■ **WHAT YOU WILL DO**:
Restate the complete material exactly.

■ **DATA SHOWN**:
▶

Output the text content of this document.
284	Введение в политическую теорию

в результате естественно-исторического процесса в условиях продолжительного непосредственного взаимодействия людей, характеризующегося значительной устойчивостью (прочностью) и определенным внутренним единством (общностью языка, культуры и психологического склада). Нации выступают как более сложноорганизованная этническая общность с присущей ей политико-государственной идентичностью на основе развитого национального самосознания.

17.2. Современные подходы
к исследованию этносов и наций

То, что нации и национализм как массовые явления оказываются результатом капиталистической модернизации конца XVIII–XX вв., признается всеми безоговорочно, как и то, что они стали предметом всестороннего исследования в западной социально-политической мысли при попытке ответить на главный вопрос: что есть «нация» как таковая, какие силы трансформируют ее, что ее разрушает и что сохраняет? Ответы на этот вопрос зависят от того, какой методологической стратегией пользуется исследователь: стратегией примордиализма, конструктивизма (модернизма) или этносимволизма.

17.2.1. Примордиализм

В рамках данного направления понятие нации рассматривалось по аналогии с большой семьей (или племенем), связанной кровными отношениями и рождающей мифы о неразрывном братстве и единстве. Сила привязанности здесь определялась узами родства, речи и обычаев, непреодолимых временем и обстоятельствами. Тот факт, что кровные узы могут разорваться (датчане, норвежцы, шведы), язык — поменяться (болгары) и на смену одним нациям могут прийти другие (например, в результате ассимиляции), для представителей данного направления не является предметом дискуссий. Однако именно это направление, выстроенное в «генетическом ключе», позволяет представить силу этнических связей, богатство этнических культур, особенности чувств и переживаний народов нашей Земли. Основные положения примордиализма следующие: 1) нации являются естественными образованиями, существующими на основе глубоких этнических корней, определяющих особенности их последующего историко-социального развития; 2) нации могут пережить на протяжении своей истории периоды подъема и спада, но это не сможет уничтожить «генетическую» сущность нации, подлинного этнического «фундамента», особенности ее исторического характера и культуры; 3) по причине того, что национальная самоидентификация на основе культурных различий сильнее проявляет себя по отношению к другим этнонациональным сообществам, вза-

◀

■ **EXERCISE RESPONSE**:
Output the text content of this document.
284	Введение в политическую теорию

в результате естественно-исторического процесса в условиях продолжительного непосредственного взаимодействия людей, характеризующегося значительной устойчивостью (прочностью) и определенным внутренним единством (общностью языка, культуры и психологического склада). Нации выступают как более сложноорганизованная этническая общность с присущей ей политико-государственной идентичностью на основе развитого национального самосознания.

17.2. Современные подходы
к исследованию этносов и наций

То, что нации и национализм как массовые явления оказываются результатом капиталистической модернизации конца XVIII–XX вв., признается всеми безоговорочно, как и то, что они стали предметом всестороннего исследования в западной социально-политической мысли при попытке ответить на главный вопрос: что есть «нация» как таковая, какие силы трансформируют ее, что ее разрушает и что сохраняет? Ответы на этот вопрос зависят от того, какой методологической стратегией пользуется исследователь: стратегией примордиализма, конструктивизма (модернизма) или этносимволизма.

17.2.1. Примордиализм

В рамках данного направления понятие нации рассматривалось по аналогии с большой семьей (или племенем), связанной кровными отношениями и рождающей мифы о неразрывном братстве и единстве. Сила привязанности здесь определялась узами родства, речи и обычаев, непреодолимых временем и обстоятельствами. Тот факт, что кровные узы могут разорваться (датчане, норвежцы, шведы), язык — поменяться (болгары) и на смену одним нациям могут прийти другие (например, в результате ассимиляции), для представителей данного направления не является предметом дискуссий. Однако именно это направление, выстроенное в «генетическом ключе», позволяет представить силу этнических связей, богатство этнических культур, особенности чувств и переживаний народов нашей Земли. Основные положения примордиализма следующие: 1) нации являются естественными образованиями, существующими на основе глубоких этнических корней, определяющих особенности их последующего историко-социального развития; 2) нации могут пережить на протяжении своей истории периоды подъема и спада, но это не сможет уничтожить «генетическую» сущность нации, подлинного этнического «фундамента», особенности ее исторического характера и культуры; 3) по причине того, что национальная самоидентификация на основе культурных различий сильнее проявляет себя по отношению к другим этнонациональным сообществам, вза-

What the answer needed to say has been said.